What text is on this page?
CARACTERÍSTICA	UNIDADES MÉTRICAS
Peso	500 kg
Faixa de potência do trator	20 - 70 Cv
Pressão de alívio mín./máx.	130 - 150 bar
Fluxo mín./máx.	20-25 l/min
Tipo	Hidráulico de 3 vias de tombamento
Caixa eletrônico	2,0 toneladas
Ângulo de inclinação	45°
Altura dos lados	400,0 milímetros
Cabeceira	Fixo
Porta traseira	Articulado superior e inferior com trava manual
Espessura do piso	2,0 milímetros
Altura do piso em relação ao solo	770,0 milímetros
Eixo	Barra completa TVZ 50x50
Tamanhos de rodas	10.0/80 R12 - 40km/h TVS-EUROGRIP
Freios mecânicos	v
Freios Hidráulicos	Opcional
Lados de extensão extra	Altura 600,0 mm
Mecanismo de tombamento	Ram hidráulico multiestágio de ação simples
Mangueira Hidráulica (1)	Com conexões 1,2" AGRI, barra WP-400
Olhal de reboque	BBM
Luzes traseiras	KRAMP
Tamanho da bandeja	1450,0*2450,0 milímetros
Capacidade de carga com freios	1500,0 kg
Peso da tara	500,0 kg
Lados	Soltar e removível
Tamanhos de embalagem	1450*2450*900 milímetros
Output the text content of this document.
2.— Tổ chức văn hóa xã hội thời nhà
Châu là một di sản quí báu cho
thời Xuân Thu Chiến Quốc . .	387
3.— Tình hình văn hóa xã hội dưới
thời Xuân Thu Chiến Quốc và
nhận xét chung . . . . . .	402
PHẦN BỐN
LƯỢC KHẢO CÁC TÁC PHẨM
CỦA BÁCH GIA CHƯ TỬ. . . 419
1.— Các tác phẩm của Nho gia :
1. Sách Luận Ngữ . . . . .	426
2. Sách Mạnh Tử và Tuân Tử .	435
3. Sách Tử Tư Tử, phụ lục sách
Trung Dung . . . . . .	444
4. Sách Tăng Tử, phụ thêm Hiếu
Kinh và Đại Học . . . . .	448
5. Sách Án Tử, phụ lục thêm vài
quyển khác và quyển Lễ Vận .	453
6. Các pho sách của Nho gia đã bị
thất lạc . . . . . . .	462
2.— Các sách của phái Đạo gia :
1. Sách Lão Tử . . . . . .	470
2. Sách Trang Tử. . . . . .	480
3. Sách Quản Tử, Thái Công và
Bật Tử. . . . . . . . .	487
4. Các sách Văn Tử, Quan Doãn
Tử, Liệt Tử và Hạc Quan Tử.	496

============

Copy exactly the line containing "Output the text content of this document." and every line after it, ending with the last line of the records above.

Output the text content of this document.
2.— Tổ chức văn hóa xã hội thời nhà
Châu là một di sản quí báu cho
thời Xuân Thu Chiến Quốc . .	387
3.— Tình hình văn hóa xã hội dưới
thời Xuân Thu Chiến Quốc và
nhận xét chung . . . . . .	402
PHẦN BỐN
LƯỢC KHẢO CÁC TÁC PHẨM
CỦA BÁCH GIA CHƯ TỬ. . . 419
1.— Các tác phẩm của Nho gia :
1. Sách Luận Ngữ . . . . .	426
2. Sách Mạnh Tử và Tuân Tử .	435
3. Sách Tử Tư Tử, phụ lục sách
Trung Dung . . . . . .	444
4. Sách Tăng Tử, phụ thêm Hiếu
Kinh và Đại Học . . . . .	448
5. Sách Án Tử, phụ lục thêm vài
quyển khác và quyển Lễ Vận .	453
6. Các pho sách của Nho gia đã bị
thất lạc . . . . . . .	462
2.— Các sách của phái Đạo gia :
1. Sách Lão Tử . . . . . .	470
2. Sách Trang Tử. . . . . .	480
3. Sách Quản Tử, Thái Công và
Bật Tử. . . . . . . . .	487
4. Các sách Văn Tử, Quan Doãn
Tử, Liệt Tử và Hạc Quan Tử.	496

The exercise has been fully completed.